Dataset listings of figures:

++++++++

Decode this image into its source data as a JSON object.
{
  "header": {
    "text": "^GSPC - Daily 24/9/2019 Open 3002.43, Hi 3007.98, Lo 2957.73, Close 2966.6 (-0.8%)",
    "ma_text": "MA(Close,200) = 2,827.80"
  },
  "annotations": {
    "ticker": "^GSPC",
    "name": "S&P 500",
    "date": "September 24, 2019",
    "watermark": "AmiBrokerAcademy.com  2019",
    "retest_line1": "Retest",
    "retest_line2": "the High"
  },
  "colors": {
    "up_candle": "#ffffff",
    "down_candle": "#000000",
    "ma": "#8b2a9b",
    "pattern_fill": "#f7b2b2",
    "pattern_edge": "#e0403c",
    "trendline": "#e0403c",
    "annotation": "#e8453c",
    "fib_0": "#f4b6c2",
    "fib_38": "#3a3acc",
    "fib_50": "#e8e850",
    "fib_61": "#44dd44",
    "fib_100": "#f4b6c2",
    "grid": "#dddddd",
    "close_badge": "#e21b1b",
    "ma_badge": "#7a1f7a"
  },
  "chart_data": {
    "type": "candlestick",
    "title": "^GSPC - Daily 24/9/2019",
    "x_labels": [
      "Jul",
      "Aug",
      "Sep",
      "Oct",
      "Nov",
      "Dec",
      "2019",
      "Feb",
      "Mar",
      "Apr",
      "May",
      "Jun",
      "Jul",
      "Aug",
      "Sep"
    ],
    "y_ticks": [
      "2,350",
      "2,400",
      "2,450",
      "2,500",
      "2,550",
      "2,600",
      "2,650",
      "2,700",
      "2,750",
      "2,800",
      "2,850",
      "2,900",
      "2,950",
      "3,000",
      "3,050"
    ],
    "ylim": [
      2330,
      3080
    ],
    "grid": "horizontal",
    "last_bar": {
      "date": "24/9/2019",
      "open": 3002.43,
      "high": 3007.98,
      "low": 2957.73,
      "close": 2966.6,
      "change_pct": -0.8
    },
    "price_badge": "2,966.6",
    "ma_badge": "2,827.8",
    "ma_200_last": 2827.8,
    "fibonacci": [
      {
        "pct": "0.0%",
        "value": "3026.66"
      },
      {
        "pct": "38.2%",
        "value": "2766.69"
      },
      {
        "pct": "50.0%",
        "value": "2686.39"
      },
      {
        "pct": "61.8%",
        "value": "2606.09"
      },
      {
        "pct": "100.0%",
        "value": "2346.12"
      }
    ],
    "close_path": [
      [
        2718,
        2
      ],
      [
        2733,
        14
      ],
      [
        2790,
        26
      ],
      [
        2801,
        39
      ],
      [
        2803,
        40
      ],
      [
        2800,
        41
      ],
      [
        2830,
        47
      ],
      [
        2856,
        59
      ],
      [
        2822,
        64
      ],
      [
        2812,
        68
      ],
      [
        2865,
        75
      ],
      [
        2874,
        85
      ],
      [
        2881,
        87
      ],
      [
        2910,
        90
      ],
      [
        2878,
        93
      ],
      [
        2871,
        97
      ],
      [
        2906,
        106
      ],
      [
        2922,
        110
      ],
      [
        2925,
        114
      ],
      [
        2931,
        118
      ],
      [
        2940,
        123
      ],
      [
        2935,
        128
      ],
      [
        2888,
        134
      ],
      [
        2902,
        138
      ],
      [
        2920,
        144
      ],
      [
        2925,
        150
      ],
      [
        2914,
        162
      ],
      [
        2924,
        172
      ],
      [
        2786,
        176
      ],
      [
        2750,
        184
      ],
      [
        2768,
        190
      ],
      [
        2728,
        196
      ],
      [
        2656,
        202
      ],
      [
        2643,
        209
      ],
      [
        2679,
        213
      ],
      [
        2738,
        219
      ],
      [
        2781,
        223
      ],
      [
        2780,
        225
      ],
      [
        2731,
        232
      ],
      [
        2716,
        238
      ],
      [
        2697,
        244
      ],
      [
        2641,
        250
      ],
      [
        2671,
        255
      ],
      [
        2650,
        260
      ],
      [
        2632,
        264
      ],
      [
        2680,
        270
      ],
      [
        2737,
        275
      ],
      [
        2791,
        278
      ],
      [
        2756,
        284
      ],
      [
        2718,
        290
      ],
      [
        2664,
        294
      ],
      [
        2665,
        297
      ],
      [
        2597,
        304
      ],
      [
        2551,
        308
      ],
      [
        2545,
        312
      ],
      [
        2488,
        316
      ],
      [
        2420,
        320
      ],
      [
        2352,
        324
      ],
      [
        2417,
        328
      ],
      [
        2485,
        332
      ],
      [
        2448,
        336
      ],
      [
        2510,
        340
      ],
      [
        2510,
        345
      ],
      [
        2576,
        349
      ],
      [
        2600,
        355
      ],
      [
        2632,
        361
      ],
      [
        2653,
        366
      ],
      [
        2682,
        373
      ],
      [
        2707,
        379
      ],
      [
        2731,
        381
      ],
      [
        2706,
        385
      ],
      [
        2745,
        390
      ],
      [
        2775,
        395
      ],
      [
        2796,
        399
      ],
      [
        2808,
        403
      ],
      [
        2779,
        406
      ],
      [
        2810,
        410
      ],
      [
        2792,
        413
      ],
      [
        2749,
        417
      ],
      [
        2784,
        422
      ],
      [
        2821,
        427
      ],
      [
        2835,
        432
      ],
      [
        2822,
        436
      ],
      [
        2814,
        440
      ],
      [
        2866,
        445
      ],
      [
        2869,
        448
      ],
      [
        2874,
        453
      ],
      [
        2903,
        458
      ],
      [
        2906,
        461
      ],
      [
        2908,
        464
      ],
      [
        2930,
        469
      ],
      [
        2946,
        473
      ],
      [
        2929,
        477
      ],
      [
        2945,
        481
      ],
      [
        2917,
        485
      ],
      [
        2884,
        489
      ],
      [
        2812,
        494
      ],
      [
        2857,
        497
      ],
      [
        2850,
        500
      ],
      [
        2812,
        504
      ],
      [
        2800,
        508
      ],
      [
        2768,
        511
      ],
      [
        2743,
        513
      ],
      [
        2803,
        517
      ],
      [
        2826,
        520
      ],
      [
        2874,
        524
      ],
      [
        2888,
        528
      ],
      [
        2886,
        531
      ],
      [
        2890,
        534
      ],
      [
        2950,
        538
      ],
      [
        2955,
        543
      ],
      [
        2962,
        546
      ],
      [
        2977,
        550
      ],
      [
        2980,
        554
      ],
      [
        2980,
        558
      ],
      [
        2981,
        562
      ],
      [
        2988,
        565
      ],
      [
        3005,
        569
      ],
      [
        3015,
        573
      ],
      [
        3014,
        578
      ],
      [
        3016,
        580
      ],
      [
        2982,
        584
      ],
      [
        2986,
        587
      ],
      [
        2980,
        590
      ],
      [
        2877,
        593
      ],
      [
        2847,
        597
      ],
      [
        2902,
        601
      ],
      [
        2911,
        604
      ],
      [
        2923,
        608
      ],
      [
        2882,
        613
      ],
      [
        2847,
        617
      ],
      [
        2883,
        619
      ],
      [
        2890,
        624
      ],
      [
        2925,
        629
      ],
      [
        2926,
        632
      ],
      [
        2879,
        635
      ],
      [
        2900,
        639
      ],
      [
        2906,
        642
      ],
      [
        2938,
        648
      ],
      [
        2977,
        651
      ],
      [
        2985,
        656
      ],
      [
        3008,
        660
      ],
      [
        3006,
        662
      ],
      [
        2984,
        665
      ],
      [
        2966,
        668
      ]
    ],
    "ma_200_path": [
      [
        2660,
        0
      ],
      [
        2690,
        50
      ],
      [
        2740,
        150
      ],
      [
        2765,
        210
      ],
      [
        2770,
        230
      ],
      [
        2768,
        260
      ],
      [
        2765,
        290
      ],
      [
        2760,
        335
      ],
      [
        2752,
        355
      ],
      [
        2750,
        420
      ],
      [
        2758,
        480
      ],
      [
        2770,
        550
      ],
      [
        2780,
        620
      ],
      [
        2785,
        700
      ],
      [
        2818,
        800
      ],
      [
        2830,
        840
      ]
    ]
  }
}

++++++++

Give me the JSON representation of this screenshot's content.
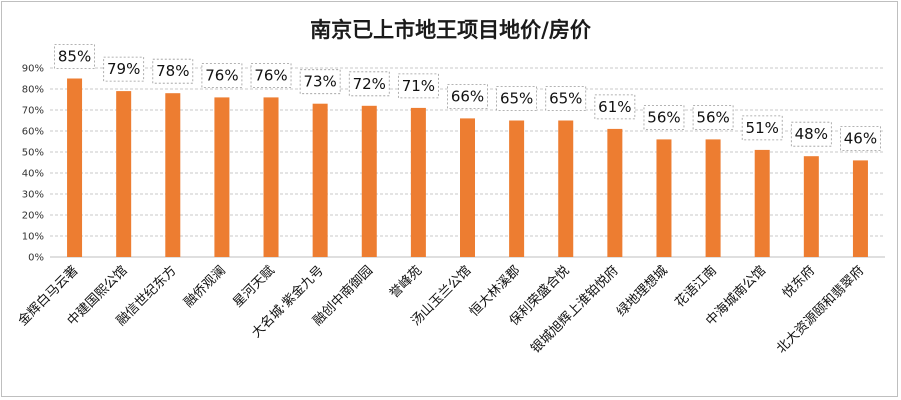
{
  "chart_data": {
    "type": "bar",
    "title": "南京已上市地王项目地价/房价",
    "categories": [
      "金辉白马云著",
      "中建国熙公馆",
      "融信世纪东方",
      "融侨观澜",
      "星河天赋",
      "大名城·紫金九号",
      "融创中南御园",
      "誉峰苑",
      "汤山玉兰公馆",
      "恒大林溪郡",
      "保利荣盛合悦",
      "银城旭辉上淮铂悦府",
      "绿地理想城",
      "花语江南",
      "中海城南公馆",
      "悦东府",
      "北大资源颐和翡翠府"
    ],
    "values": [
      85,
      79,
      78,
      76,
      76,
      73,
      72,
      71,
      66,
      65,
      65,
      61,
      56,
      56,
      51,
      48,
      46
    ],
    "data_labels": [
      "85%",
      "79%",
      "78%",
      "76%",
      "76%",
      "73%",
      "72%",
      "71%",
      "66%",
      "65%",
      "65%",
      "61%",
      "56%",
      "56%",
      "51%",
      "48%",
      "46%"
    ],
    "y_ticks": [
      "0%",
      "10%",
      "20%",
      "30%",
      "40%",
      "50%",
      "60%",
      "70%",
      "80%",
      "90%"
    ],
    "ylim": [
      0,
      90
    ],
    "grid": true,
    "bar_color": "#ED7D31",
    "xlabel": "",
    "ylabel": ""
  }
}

++++++++

■ **Instructions for the task**
Copy every line from the records above that contains the word "Daily".

■ **Answer to the problem**
    "text": "^GSPC - Daily 24/9/2019 Open 3002.43, Hi 3007.98, Lo 2957.73, Close 2966.6 (-0.8%)",
    "title": "^GSPC - Daily 24/9/2019",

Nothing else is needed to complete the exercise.